▶ _SET TASK_
Write out the data again exactly, skipping every picture.

## BEGIN

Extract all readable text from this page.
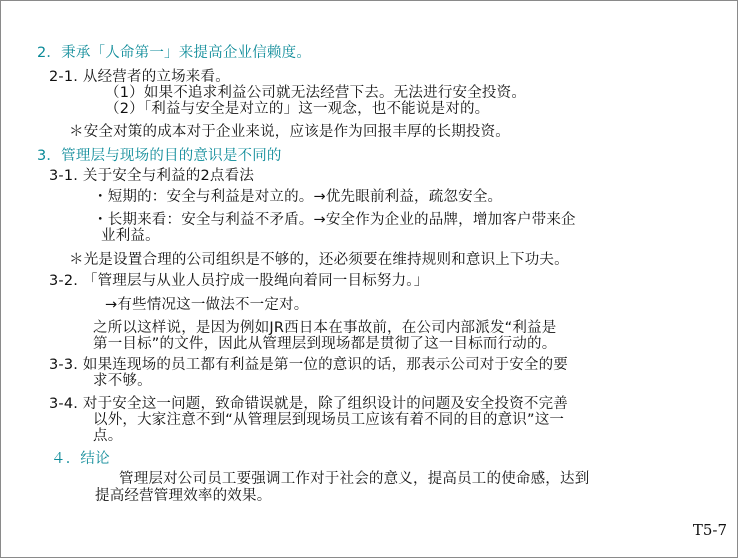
2．秉承「人命第一」来提高企业信赖度。
2-1. 从经营者的立场来看。
（1）如果不追求利益公司就无法经营下去。无法进行安全投资。
（2）「利益与安全是对立的」这一观念，也不能说是对的。
＊安全对策的成本对于企业来说，应该是作为回报丰厚的长期投资。
3．管理层与现场的目的意识是不同的
3-1. 关于安全与利益的2点看法
・短期的：安全与利益是对立的。→优先眼前利益，疏忽安全。
・长期来看：安全与利益不矛盾。→安全作为企业的品牌，增加客户带来企
业利益。
＊光是设置合理的公司组织是不够的，还必须要在维持规则和意识上下功夫。
3-2. 「管理层与从业人员拧成一股绳向着同一目标努力。」
→有些情况这一做法不一定对。
之所以这样说，是因为例如JR西日本在事故前，在公司内部派发“利益是
第一目标”的文件，因此从管理层到现场都是贯彻了这一目标而行动的。
3-3. 如果连现场的员工都有利益是第一位的意识的话，那表示公司对于安全的要
求不够。
3-4. 对于安全这一问题，致命错误就是，除了组织设计的问题及安全投资不完善
以外，大家注意不到“从管理层到现场员工应该有着不同的目的意识”这一
点。
４．结论
管理层对公司员工要强调工作对于社会的意义，提高员工的使命感，达到
提高经营管理效率的效果。
T5-7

## END

▶ _EXERCISE RESULT_
Extract all readable text from this page.
2．秉承「人命第一」来提高企业信赖度。
2-1. 从经营者的立场来看。
（1）如果不追求利益公司就无法经营下去。无法进行安全投资。
（2）「利益与安全是对立的」这一观念，也不能说是对的。
＊安全对策的成本对于企业来说，应该是作为回报丰厚的长期投资。
3．管理层与现场的目的意识是不同的
3-1. 关于安全与利益的2点看法
・短期的：安全与利益是对立的。→优先眼前利益，疏忽安全。
・长期来看：安全与利益不矛盾。→安全作为企业的品牌，增加客户带来企
业利益。
＊光是设置合理的公司组织是不够的，还必须要在维持规则和意识上下功夫。
3-2. 「管理层与从业人员拧成一股绳向着同一目标努力。」
→有些情况这一做法不一定对。
之所以这样说，是因为例如JR西日本在事故前，在公司内部派发“利益是
第一目标”的文件，因此从管理层到现场都是贯彻了这一目标而行动的。
3-3. 如果连现场的员工都有利益是第一位的意识的话，那表示公司对于安全的要
求不够。
3-4. 对于安全这一问题，致命错误就是，除了组织设计的问题及安全投资不完善
以外，大家注意不到“从管理层到现场员工应该有着不同的目的意识”这一
点。
４．结论
管理层对公司员工要强调工作对于社会的意义，提高员工的使命感，达到
提高经营管理效率的效果。
T5-7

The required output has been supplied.